──────── SUPPLIED RECORDS ────────

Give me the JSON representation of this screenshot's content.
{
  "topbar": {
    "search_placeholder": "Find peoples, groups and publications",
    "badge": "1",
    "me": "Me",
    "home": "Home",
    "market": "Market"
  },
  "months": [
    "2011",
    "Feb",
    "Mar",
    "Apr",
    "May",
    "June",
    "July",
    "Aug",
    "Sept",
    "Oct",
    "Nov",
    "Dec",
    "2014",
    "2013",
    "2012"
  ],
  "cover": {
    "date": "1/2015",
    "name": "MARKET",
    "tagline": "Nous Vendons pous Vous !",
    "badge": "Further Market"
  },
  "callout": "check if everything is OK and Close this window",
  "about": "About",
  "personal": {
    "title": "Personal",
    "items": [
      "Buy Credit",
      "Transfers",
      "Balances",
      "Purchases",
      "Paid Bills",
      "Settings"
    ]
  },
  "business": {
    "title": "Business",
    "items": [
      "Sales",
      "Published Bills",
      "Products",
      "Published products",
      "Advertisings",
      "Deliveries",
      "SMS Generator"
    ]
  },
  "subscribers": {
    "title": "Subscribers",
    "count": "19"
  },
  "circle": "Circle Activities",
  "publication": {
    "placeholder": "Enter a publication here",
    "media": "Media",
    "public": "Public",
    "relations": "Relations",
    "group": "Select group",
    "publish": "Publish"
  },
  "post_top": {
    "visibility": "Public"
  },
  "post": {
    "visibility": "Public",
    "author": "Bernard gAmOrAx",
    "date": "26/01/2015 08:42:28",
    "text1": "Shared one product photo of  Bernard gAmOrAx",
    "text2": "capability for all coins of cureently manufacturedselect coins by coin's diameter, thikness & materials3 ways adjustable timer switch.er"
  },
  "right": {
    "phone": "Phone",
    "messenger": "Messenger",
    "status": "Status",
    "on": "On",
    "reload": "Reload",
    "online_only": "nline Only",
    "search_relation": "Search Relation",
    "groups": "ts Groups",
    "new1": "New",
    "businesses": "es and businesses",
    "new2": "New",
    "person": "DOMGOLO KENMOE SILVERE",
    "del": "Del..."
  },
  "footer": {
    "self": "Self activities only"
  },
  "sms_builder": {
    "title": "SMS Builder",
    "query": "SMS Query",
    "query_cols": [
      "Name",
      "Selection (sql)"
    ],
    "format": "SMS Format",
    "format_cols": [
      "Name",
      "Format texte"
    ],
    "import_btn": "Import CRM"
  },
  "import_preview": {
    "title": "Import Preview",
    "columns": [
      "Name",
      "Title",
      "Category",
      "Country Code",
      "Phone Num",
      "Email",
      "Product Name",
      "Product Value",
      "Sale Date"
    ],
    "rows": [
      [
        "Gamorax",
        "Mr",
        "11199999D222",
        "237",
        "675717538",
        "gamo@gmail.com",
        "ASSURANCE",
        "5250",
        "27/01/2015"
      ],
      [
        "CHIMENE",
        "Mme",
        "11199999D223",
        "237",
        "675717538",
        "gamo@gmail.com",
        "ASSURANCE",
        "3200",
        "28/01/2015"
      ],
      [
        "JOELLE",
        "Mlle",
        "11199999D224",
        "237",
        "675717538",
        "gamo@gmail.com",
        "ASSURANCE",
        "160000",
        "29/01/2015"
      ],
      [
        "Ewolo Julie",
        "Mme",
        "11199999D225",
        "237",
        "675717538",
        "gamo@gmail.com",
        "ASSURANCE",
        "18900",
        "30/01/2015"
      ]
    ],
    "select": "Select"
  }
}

────────

- _WRITTEN EXERCISE_: Copy down the whole of the data above, matching it exactly.

- _EXERCISE ANSWER_:
Give me the JSON representation of this screenshot's content.
{
  "topbar": {
    "search_placeholder": "Find peoples, groups and publications",
    "badge": "1",
    "me": "Me",
    "home": "Home",
    "market": "Market"
  },
  "months": [
    "2011",
    "Feb",
    "Mar",
    "Apr",
    "May",
    "June",
    "July",
    "Aug",
    "Sept",
    "Oct",
    "Nov",
    "Dec",
    "2014",
    "2013",
    "2012"
  ],
  "cover": {
    "date": "1/2015",
    "name": "MARKET",
    "tagline": "Nous Vendons pous Vous !",
    "badge": "Further Market"
  },
  "callout": "check if everything is OK and Close this window",
  "about": "About",
  "personal": {
    "title": "Personal",
    "items": [
      "Buy Credit",
      "Transfers",
      "Balances",
      "Purchases",
      "Paid Bills",
      "Settings"
    ]
  },
  "business": {
    "title": "Business",
    "items": [
      "Sales",
      "Published Bills",
      "Products",
      "Published products",
      "Advertisings",
      "Deliveries",
      "SMS Generator"
    ]
  },
  "subscribers": {
    "title": "Subscribers",
    "count": "19"
  },
  "circle": "Circle Activities",
  "publication": {
    "placeholder": "Enter a publication here",
    "media": "Media",
    "public": "Public",
    "relations": "Relations",
    "group": "Select group",
    "publish": "Publish"
  },
  "post_top": {
    "visibility": "Public"
  },
  "post": {
    "visibility": "Public",
    "author": "Bernard gAmOrAx",
    "date": "26/01/2015 08:42:28",
    "text1": "Shared one product photo of  Bernard gAmOrAx",
    "text2": "capability for all coins of cureently manufacturedselect coins by coin's diameter, thikness & materials3 ways adjustable timer switch.er"
  },
  "right": {
    "phone": "Phone",
    "messenger": "Messenger",
    "status": "Status",
    "on": "On",
    "reload": "Reload",
    "online_only": "nline Only",
    "search_relation": "Search Relation",
    "groups": "ts Groups",
    "new1": "New",
    "businesses": "es and businesses",
    "new2": "New",
    "person": "DOMGOLO KENMOE SILVERE",
    "del": "Del..."
  },
  "footer": {
    "self": "Self activities only"
  },
  "sms_builder": {
    "title": "SMS Builder",
    "query": "SMS Query",
    "query_cols": [
      "Name",
      "Selection (sql)"
    ],
    "format": "SMS Format",
    "format_cols": [
      "Name",
      "Format texte"
    ],
    "import_btn": "Import CRM"
  },
  "import_preview": {
    "title": "Import Preview",
    "columns": [
      "Name",
      "Title",
      "Category",
      "Country Code",
      "Phone Num",
      "Email",
      "Product Name",
      "Product Value",
      "Sale Date"
    ],
    "rows": [
      [
        "Gamorax",
        "Mr",
        "11199999D222",
        "237",
        "675717538",
        "gamo@gmail.com",
        "ASSURANCE",
        "5250",
        "27/01/2015"
      ],
      [
        "CHIMENE",
        "Mme",
        "11199999D223",
        "237",
        "675717538",
        "gamo@gmail.com",
        "ASSURANCE",
        "3200",
        "28/01/2015"
      ],
      [
        "JOELLE",
        "Mlle",
        "11199999D224",
        "237",
        "675717538",
        "gamo@gmail.com",
        "ASSURANCE",
        "160000",
        "29/01/2015"
      ],
      [
        "Ewolo Julie",
        "Mme",
        "11199999D225",
        "237",
        "675717538",
        "gamo@gmail.com",
        "ASSURANCE",
        "18900",
        "30/01/2015"
      ]
    ],
    "select": "Select"
  }
}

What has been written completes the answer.